▸ **REQUIREMENTS**
Pull out every line below that holds the word "title".

Extracted data entries
━━━━━━━━━━━━━━━━

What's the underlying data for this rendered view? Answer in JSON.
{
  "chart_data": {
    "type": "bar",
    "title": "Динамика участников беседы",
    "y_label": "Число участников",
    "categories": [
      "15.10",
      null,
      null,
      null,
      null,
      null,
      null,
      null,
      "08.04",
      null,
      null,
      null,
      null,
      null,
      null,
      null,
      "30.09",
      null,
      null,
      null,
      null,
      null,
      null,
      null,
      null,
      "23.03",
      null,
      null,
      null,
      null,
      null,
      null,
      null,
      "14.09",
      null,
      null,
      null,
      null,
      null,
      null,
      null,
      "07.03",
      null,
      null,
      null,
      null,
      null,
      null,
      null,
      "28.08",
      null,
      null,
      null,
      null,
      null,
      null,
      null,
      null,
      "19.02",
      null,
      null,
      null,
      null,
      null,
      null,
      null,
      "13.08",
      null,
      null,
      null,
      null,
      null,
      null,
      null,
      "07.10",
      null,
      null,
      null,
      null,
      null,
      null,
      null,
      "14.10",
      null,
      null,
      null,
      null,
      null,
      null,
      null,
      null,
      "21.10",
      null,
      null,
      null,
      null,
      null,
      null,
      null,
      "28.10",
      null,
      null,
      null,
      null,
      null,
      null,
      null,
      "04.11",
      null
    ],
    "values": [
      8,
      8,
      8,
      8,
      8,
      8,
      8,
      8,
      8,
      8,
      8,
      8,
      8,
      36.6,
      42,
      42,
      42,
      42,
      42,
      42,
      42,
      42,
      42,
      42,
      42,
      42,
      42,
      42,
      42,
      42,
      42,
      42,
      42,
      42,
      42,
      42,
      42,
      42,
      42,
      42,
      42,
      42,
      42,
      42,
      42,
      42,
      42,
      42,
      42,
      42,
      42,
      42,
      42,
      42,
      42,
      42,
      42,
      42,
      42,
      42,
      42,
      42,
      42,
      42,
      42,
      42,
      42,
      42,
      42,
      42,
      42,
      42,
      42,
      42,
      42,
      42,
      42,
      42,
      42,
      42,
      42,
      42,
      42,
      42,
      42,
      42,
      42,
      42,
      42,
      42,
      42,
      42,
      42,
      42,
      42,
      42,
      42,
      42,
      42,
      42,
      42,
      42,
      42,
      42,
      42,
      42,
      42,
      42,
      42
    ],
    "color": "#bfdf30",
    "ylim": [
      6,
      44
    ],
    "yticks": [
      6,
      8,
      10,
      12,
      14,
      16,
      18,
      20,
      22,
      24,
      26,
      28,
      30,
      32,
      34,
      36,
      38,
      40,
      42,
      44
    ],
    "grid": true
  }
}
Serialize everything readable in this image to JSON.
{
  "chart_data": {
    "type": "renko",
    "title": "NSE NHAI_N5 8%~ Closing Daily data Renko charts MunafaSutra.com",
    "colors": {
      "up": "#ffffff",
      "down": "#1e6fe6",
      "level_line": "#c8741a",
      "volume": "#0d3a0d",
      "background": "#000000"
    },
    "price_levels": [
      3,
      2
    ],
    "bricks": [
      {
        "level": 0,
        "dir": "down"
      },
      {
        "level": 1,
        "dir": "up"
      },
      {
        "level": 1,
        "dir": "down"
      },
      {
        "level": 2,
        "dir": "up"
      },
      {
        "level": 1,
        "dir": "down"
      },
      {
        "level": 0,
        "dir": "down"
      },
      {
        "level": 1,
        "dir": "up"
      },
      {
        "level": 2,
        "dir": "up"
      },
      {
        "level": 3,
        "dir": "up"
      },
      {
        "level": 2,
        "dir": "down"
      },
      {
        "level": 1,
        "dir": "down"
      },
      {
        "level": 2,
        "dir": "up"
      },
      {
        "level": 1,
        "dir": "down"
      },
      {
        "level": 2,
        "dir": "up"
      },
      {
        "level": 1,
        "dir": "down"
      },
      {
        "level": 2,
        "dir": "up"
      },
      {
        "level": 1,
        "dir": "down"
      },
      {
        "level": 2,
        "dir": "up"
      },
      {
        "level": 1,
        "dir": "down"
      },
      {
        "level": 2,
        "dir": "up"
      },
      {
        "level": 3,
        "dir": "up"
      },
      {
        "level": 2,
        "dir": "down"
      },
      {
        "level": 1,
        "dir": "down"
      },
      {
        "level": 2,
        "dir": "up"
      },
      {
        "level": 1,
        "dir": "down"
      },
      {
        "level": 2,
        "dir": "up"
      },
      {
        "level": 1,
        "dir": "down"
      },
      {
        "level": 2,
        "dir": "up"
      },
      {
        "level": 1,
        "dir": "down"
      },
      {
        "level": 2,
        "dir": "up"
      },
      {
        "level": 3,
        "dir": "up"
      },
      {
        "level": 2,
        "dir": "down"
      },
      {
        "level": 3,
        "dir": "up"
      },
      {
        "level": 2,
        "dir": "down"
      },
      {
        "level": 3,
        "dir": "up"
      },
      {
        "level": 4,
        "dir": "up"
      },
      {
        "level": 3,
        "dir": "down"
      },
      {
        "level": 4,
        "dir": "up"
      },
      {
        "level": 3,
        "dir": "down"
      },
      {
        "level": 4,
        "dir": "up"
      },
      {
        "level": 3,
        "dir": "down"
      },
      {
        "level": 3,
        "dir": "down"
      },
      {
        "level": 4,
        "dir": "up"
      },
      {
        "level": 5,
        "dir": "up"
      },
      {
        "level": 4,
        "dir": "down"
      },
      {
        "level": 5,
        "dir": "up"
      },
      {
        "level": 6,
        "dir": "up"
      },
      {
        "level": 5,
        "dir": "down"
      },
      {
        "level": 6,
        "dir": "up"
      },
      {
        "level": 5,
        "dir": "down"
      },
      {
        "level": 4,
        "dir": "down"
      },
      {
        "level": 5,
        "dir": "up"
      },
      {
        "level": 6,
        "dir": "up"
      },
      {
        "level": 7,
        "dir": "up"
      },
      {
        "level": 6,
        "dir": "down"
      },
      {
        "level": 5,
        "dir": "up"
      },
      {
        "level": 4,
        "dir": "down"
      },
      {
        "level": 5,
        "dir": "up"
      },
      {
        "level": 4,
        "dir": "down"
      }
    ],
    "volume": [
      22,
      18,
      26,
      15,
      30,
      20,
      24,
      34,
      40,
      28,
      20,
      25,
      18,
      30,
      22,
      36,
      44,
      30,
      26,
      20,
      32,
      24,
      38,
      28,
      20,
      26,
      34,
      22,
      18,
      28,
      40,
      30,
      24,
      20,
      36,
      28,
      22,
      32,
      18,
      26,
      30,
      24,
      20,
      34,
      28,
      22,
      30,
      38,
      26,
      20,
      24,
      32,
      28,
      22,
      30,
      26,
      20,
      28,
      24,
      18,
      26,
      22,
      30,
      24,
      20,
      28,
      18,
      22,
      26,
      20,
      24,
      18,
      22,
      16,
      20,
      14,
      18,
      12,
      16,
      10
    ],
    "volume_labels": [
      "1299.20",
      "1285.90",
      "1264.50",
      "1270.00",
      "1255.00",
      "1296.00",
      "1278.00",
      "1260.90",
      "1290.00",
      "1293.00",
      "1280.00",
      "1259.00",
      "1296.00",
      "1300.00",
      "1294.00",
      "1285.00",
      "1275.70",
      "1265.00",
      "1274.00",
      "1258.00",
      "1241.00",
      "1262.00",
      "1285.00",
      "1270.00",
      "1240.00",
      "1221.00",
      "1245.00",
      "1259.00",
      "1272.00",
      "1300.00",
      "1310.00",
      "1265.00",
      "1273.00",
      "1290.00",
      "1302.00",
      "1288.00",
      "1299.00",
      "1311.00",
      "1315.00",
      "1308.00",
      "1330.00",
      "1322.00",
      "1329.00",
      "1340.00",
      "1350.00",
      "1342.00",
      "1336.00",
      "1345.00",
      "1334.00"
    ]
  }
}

━━━━━━━━━━━━━━━━

▸ **EXPECTED OUTPUT**
    "title": "Динамика участников беседы",
    "title": "NSE NHAI_N5 8%~ Closing Daily data Renko charts MunafaSutra.com",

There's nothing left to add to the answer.